> [WHAT TO PRODUCE]
Write out the entries verbatim and leave the images out of the copy.

--------------------------------

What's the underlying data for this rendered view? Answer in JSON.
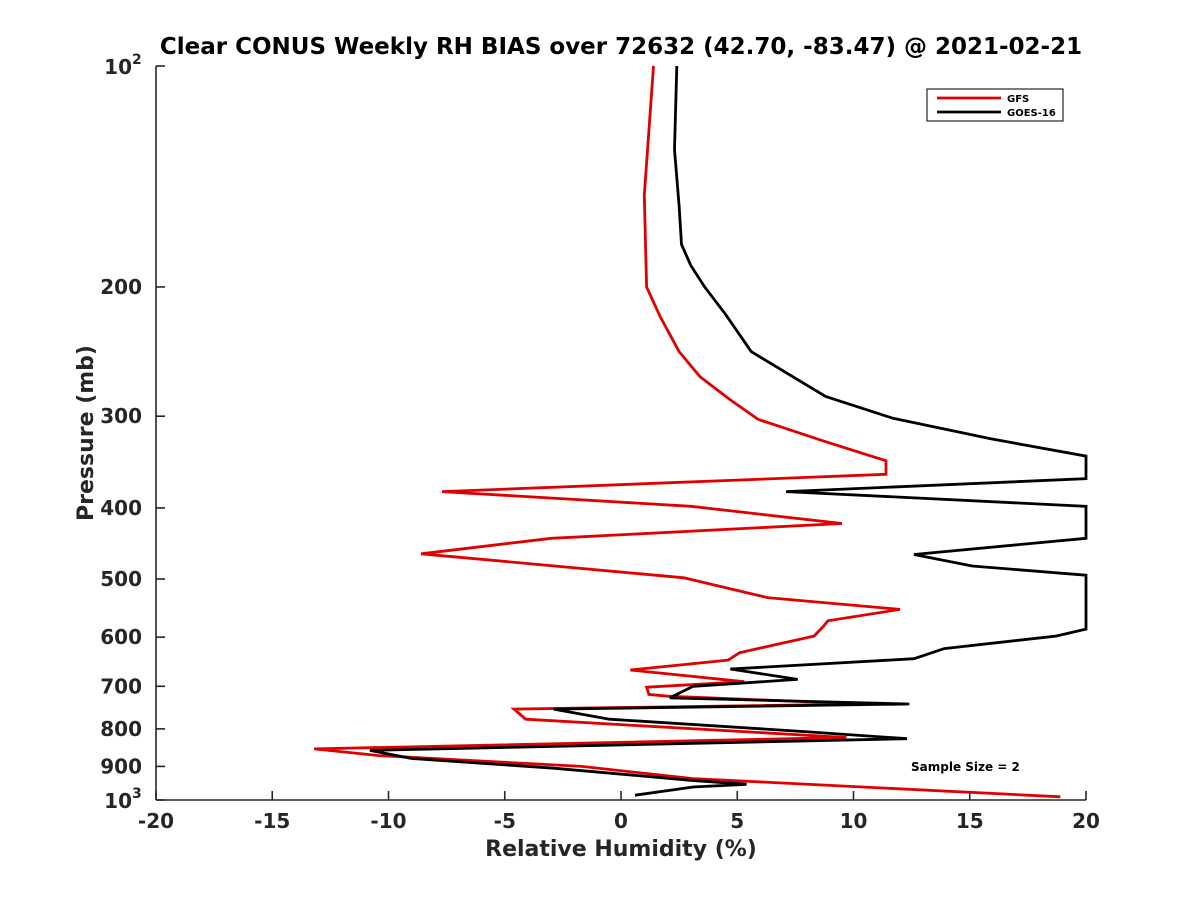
{
  "chart_data": {
    "type": "line",
    "title": "Clear CONUS Weekly RH BIAS over 72632 (42.70, -83.47) @ 2021-02-21",
    "xlabel": "Relative Humidity (%)",
    "ylabel": "Pressure (mb)",
    "xlim": [
      -20,
      20
    ],
    "ylim": [
      100,
      1000
    ],
    "y_scale": "log",
    "y_reversed": true,
    "x_ticks": [
      "-20",
      "-15",
      "-10",
      "-5",
      "0",
      "5",
      "10",
      "15",
      "20"
    ],
    "y_ticks": [
      {
        "value": 100,
        "label": "10",
        "sup": "2"
      },
      {
        "value": 200,
        "label": "200"
      },
      {
        "value": 300,
        "label": "300"
      },
      {
        "value": 400,
        "label": "400"
      },
      {
        "value": 500,
        "label": "500"
      },
      {
        "value": 600,
        "label": "600"
      },
      {
        "value": 700,
        "label": "700"
      },
      {
        "value": 800,
        "label": "800"
      },
      {
        "value": 900,
        "label": "900"
      },
      {
        "value": 1000,
        "label": "10",
        "sup": "3"
      }
    ],
    "grid": false,
    "legend_position": "top-right",
    "annotation": "Sample Size = 2",
    "series": [
      {
        "name": "GFS",
        "color": "#e00000",
        "points": [
          [
            1.4,
            100
          ],
          [
            1.0,
            150
          ],
          [
            1.1,
            200
          ],
          [
            1.7,
            220
          ],
          [
            2.5,
            245
          ],
          [
            3.4,
            265
          ],
          [
            4.7,
            285
          ],
          [
            5.9,
            303
          ],
          [
            8.8,
            325
          ],
          [
            11.4,
            345
          ],
          [
            11.4,
            360
          ],
          [
            -7.7,
            380
          ],
          [
            3.0,
            398
          ],
          [
            9.5,
            420
          ],
          [
            -3.0,
            440
          ],
          [
            -8.6,
            462
          ],
          [
            2.7,
            498
          ],
          [
            6.3,
            530
          ],
          [
            12.0,
            550
          ],
          [
            8.9,
            570
          ],
          [
            8.7,
            580
          ],
          [
            8.3,
            598
          ],
          [
            5.1,
            630
          ],
          [
            4.6,
            645
          ],
          [
            0.4,
            665
          ],
          [
            5.3,
            690
          ],
          [
            1.1,
            702
          ],
          [
            1.2,
            718
          ],
          [
            2.0,
            722
          ],
          [
            10.5,
            740
          ],
          [
            -4.6,
            752
          ],
          [
            -4.1,
            776
          ],
          [
            9.7,
            822
          ],
          [
            -13.2,
            852
          ],
          [
            -10.4,
            870
          ],
          [
            -1.7,
            900
          ],
          [
            3.1,
            935
          ],
          [
            18.9,
            990
          ]
        ]
      },
      {
        "name": "GOES-16",
        "color": "#000000",
        "points": [
          [
            2.4,
            100
          ],
          [
            2.3,
            130
          ],
          [
            2.5,
            155
          ],
          [
            2.6,
            175
          ],
          [
            3.0,
            187
          ],
          [
            3.6,
            200
          ],
          [
            4.5,
            218
          ],
          [
            5.6,
            245
          ],
          [
            8.8,
            282
          ],
          [
            11.7,
            302
          ],
          [
            15.9,
            322
          ],
          [
            20.0,
            340
          ],
          [
            20.0,
            365
          ],
          [
            7.1,
            380
          ],
          [
            20.0,
            398
          ],
          [
            20.0,
            440
          ],
          [
            12.6,
            463
          ],
          [
            15.1,
            480
          ],
          [
            20.0,
            494
          ],
          [
            20.0,
            585
          ],
          [
            18.7,
            598
          ],
          [
            13.9,
            622
          ],
          [
            12.6,
            642
          ],
          [
            4.7,
            663
          ],
          [
            7.6,
            685
          ],
          [
            3.1,
            700
          ],
          [
            2.1,
            726
          ],
          [
            12.4,
            740
          ],
          [
            -2.9,
            752
          ],
          [
            -0.5,
            776
          ],
          [
            7.9,
            807
          ],
          [
            12.3,
            825
          ],
          [
            -10.8,
            856
          ],
          [
            -9.0,
            878
          ],
          [
            -2.9,
            905
          ],
          [
            3.0,
            940
          ],
          [
            5.4,
            952
          ],
          [
            3.1,
            960
          ],
          [
            0.6,
            985
          ]
        ]
      }
    ]
  }
}
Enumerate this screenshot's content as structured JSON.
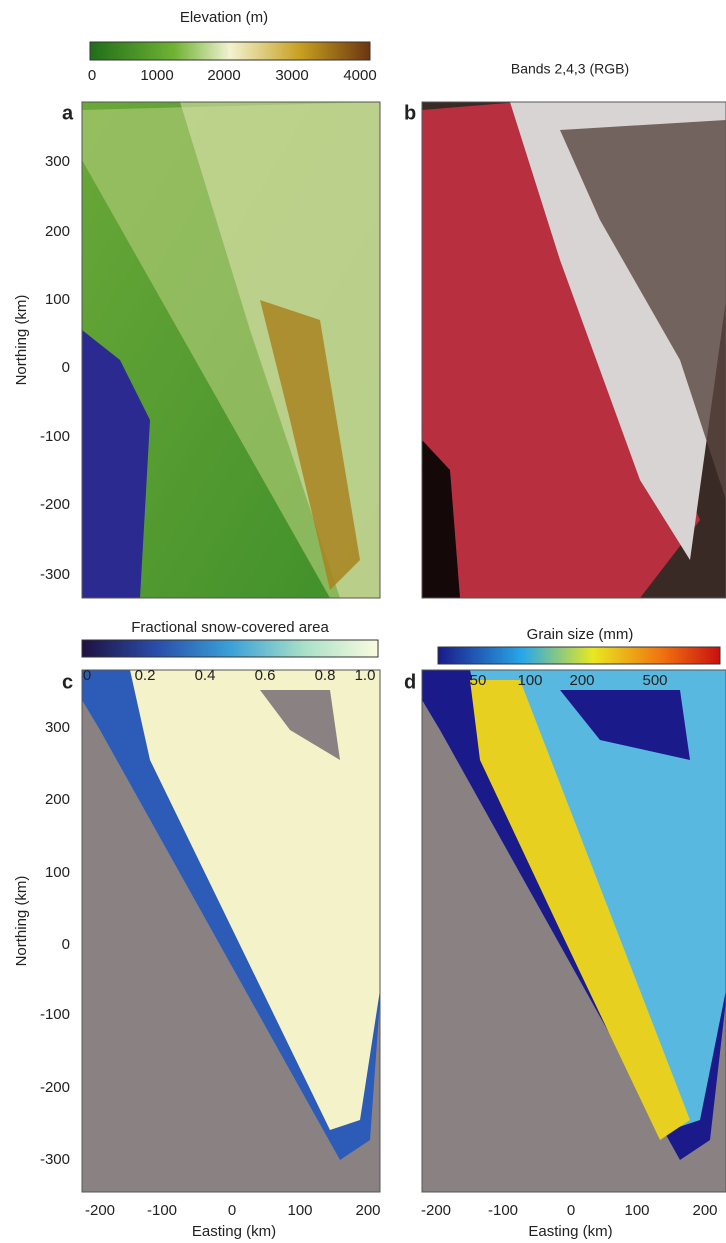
{
  "elevation_colorbar": {
    "title": "Elevation (m)",
    "ticks": [
      "0",
      "1000",
      "2000",
      "3000",
      "4000"
    ]
  },
  "rgb_title": "Bands 2,4,3 (RGB)",
  "fsca_colorbar": {
    "title": "Fractional snow-covered area",
    "ticks": [
      "0",
      "0.2",
      "0.4",
      "0.6",
      "0.8",
      "1.0"
    ]
  },
  "grain_colorbar": {
    "title": "Grain size (mm)",
    "ticks": [
      "50",
      "100",
      "200",
      "500"
    ]
  },
  "panels": [
    {
      "label": "a",
      "y_axis": {
        "label": "Northing (km)",
        "ticks": [
          "300",
          "200",
          "100",
          "0",
          "-100",
          "-200",
          "-300"
        ]
      }
    },
    {
      "label": "b"
    },
    {
      "label": "c",
      "y_axis": {
        "label": "Northing (km)",
        "ticks": [
          "300",
          "200",
          "100",
          "0",
          "-100",
          "-200",
          "-300"
        ]
      },
      "x_axis": {
        "label": "Easting (km)",
        "ticks": [
          "-200",
          "-100",
          "0",
          "100",
          "200"
        ]
      }
    },
    {
      "label": "d",
      "x_axis": {
        "label": "Easting (km)",
        "ticks": [
          "-200",
          "-100",
          "0",
          "100",
          "200"
        ]
      }
    }
  ]
}
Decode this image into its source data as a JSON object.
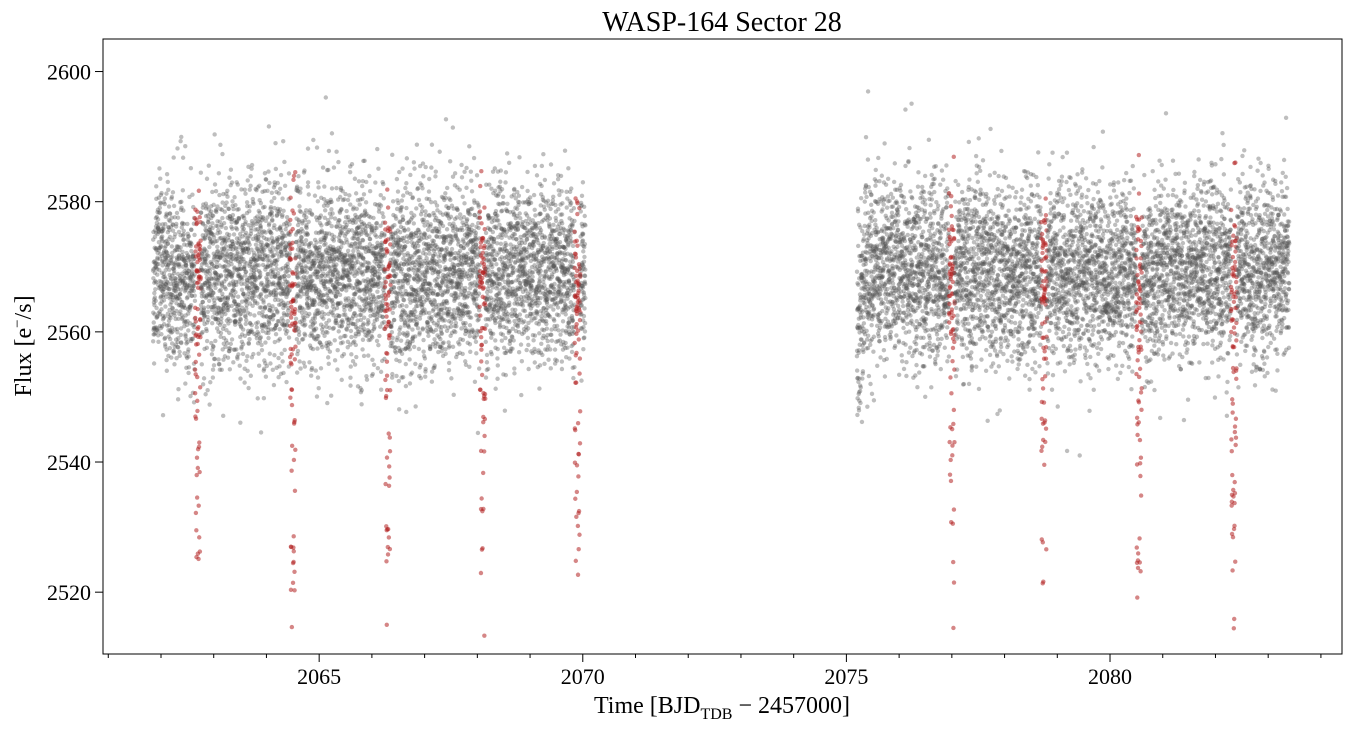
{
  "chart_data": {
    "type": "scatter",
    "title": "WASP-164 Sector 28",
    "xlabel": {
      "prefix": "Time [BJD",
      "subscript": "TDB",
      "suffix": " − 2457000]"
    },
    "ylabel": {
      "prefix": "Flux [e",
      "superscript": "−",
      "suffix": "/s]"
    },
    "xlim": [
      2060.9,
      2084.4
    ],
    "ylim": [
      2510.5,
      2605.0
    ],
    "x_major_ticks": [
      2065,
      2070,
      2075,
      2080
    ],
    "x_minor_step": 1,
    "y_major_ticks": [
      2520,
      2540,
      2560,
      2580,
      2600
    ],
    "grid": false,
    "series": [
      {
        "role": "out-of-transit",
        "color": "#555555",
        "segments": [
          {
            "start": 2061.85,
            "end": 2070.05
          },
          {
            "start": 2075.2,
            "end": 2083.4
          }
        ],
        "baseline": 2569,
        "scatter_sd": 7
      },
      {
        "role": "in-transit",
        "color": "#b22222",
        "transit_times": [
          2062.7,
          2064.5,
          2066.3,
          2068.1,
          2069.9,
          2077.0,
          2078.75,
          2080.55,
          2082.35
        ],
        "transit_depth": 35
      }
    ],
    "colors": {
      "out_of_transit": "#555555",
      "in_transit": "#b22222"
    }
  }
}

--------------------------------

> [RESULT BELOW]
What's the underlying data for this rendered view? Answer in JSON.
{
  "chart_data": {
    "type": "line",
    "title": "Clear CONUS Weekly RH BIAS over 72632 (42.70, -83.47) @ 2021-02-21",
    "xlabel": "Relative Humidity (%)",
    "ylabel": "Pressure (mb)",
    "xlim": [
      -20,
      20
    ],
    "ylim": [
      100,
      1000
    ],
    "y_scale": "log",
    "y_reversed": true,
    "x_ticks": [
      "-20",
      "-15",
      "-10",
      "-5",
      "0",
      "5",
      "10",
      "15",
      "20"
    ],
    "y_ticks": [
      {
        "value": 100,
        "label": "10",
        "sup": "2"
      },
      {
        "value": 200,
        "label": "200"
      },
      {
        "value": 300,
        "label": "300"
      },
      {
        "value": 400,
        "label": "400"
      },
      {
        "value": 500,
        "label": "500"
      },
      {
        "value": 600,
        "label": "600"
      },
      {
        "value": 700,
        "label": "700"
      },
      {
        "value": 800,
        "label": "800"
      },
      {
        "value": 900,
        "label": "900"
      },
      {
        "value": 1000,
        "label": "10",
        "sup": "3"
      }
    ],
    "grid": false,
    "legend_position": "top-right",
    "annotation": "Sample Size = 2",
    "series": [
      {
        "name": "GFS",
        "color": "#e00000",
        "points": [
          [
            1.4,
            100
          ],
          [
            1.0,
            150
          ],
          [
            1.1,
            200
          ],
          [
            1.7,
            220
          ],
          [
            2.5,
            245
          ],
          [
            3.4,
            265
          ],
          [
            4.7,
            285
          ],
          [
            5.9,
            303
          ],
          [
            8.8,
            325
          ],
          [
            11.4,
            345
          ],
          [
            11.4,
            360
          ],
          [
            -7.7,
            380
          ],
          [
            3.0,
            398
          ],
          [
            9.5,
            420
          ],
          [
            -3.0,
            440
          ],
          [
            -8.6,
            462
          ],
          [
            2.7,
            498
          ],
          [
            6.3,
            530
          ],
          [
            12.0,
            550
          ],
          [
            8.9,
            570
          ],
          [
            8.7,
            580
          ],
          [
            8.3,
            598
          ],
          [
            5.1,
            630
          ],
          [
            4.6,
            645
          ],
          [
            0.4,
            665
          ],
          [
            5.3,
            690
          ],
          [
            1.1,
            702
          ],
          [
            1.2,
            718
          ],
          [
            2.0,
            722
          ],
          [
            10.5,
            740
          ],
          [
            -4.6,
            752
          ],
          [
            -4.1,
            776
          ],
          [
            9.7,
            822
          ],
          [
            -13.2,
            852
          ],
          [
            -10.4,
            870
          ],
          [
            -1.7,
            900
          ],
          [
            3.1,
            935
          ],
          [
            18.9,
            990
          ]
        ]
      },
      {
        "name": "GOES-16",
        "color": "#000000",
        "points": [
          [
            2.4,
            100
          ],
          [
            2.3,
            130
          ],
          [
            2.5,
            155
          ],
          [
            2.6,
            175
          ],
          [
            3.0,
            187
          ],
          [
            3.6,
            200
          ],
          [
            4.5,
            218
          ],
          [
            5.6,
            245
          ],
          [
            8.8,
            282
          ],
          [
            11.7,
            302
          ],
          [
            15.9,
            322
          ],
          [
            20.0,
            340
          ],
          [
            20.0,
            365
          ],
          [
            7.1,
            380
          ],
          [
            20.0,
            398
          ],
          [
            20.0,
            440
          ],
          [
            12.6,
            463
          ],
          [
            15.1,
            480
          ],
          [
            20.0,
            494
          ],
          [
            20.0,
            585
          ],
          [
            18.7,
            598
          ],
          [
            13.9,
            622
          ],
          [
            12.6,
            642
          ],
          [
            4.7,
            663
          ],
          [
            7.6,
            685
          ],
          [
            3.1,
            700
          ],
          [
            2.1,
            726
          ],
          [
            12.4,
            740
          ],
          [
            -2.9,
            752
          ],
          [
            -0.5,
            776
          ],
          [
            7.9,
            807
          ],
          [
            12.3,
            825
          ],
          [
            -10.8,
            856
          ],
          [
            -9.0,
            878
          ],
          [
            -2.9,
            905
          ],
          [
            3.0,
            940
          ],
          [
            5.4,
            952
          ],
          [
            3.1,
            960
          ],
          [
            0.6,
            985
          ]
        ]
      }
    ]
  }
}
Enumerate this screenshot's content as structured JSON.
{
  "elevation_colorbar": {
    "title": "Elevation (m)",
    "ticks": [
      "0",
      "1000",
      "2000",
      "3000",
      "4000"
    ]
  },
  "rgb_title": "Bands 2,4,3 (RGB)",
  "fsca_colorbar": {
    "title": "Fractional snow-covered area",
    "ticks": [
      "0",
      "0.2",
      "0.4",
      "0.6",
      "0.8",
      "1.0"
    ]
  },
  "grain_colorbar": {
    "title": "Grain size (mm)",
    "ticks": [
      "50",
      "100",
      "200",
      "500"
    ]
  },
  "panels": [
    {
      "label": "a",
      "y_axis": {
        "label": "Northing (km)",
        "ticks": [
          "300",
          "200",
          "100",
          "0",
          "-100",
          "-200",
          "-300"
        ]
      }
    },
    {
      "label": "b"
    },
    {
      "label": "c",
      "y_axis": {
        "label": "Northing (km)",
        "ticks": [
          "300",
          "200",
          "100",
          "0",
          "-100",
          "-200",
          "-300"
        ]
      },
      "x_axis": {
        "label": "Easting (km)",
        "ticks": [
          "-200",
          "-100",
          "0",
          "100",
          "200"
        ]
      }
    },
    {
      "label": "d",
      "x_axis": {
        "label": "Easting (km)",
        "ticks": [
          "-200",
          "-100",
          "0",
          "100",
          "200"
        ]
      }
    }
  ]
}
Decode this image into its source data as a JSON object.
{
  "chart_data": {
    "type": "scatter",
    "title": "WASP-164 Sector 28",
    "xlabel": {
      "prefix": "Time [BJD",
      "subscript": "TDB",
      "suffix": " − 2457000]"
    },
    "ylabel": {
      "prefix": "Flux [e",
      "superscript": "−",
      "suffix": "/s]"
    },
    "xlim": [
      2060.9,
      2084.4
    ],
    "ylim": [
      2510.5,
      2605.0
    ],
    "x_major_ticks": [
      2065,
      2070,
      2075,
      2080
    ],
    "x_minor_step": 1,
    "y_major_ticks": [
      2520,
      2540,
      2560,
      2580,
      2600
    ],
    "grid": false,
    "series": [
      {
        "role": "out-of-transit",
        "color": "#555555",
        "segments": [
          {
            "start": 2061.85,
            "end": 2070.05
          },
          {
            "start": 2075.2,
            "end": 2083.4
          }
        ],
        "baseline": 2569,
        "scatter_sd": 7
      },
      {
        "role": "in-transit",
        "color": "#b22222",
        "transit_times": [
          2062.7,
          2064.5,
          2066.3,
          2068.1,
          2069.9,
          2077.0,
          2078.75,
          2080.55,
          2082.35
        ],
        "transit_depth": 35
      }
    ],
    "colors": {
      "out_of_transit": "#555555",
      "in_transit": "#b22222"
    }
  }
}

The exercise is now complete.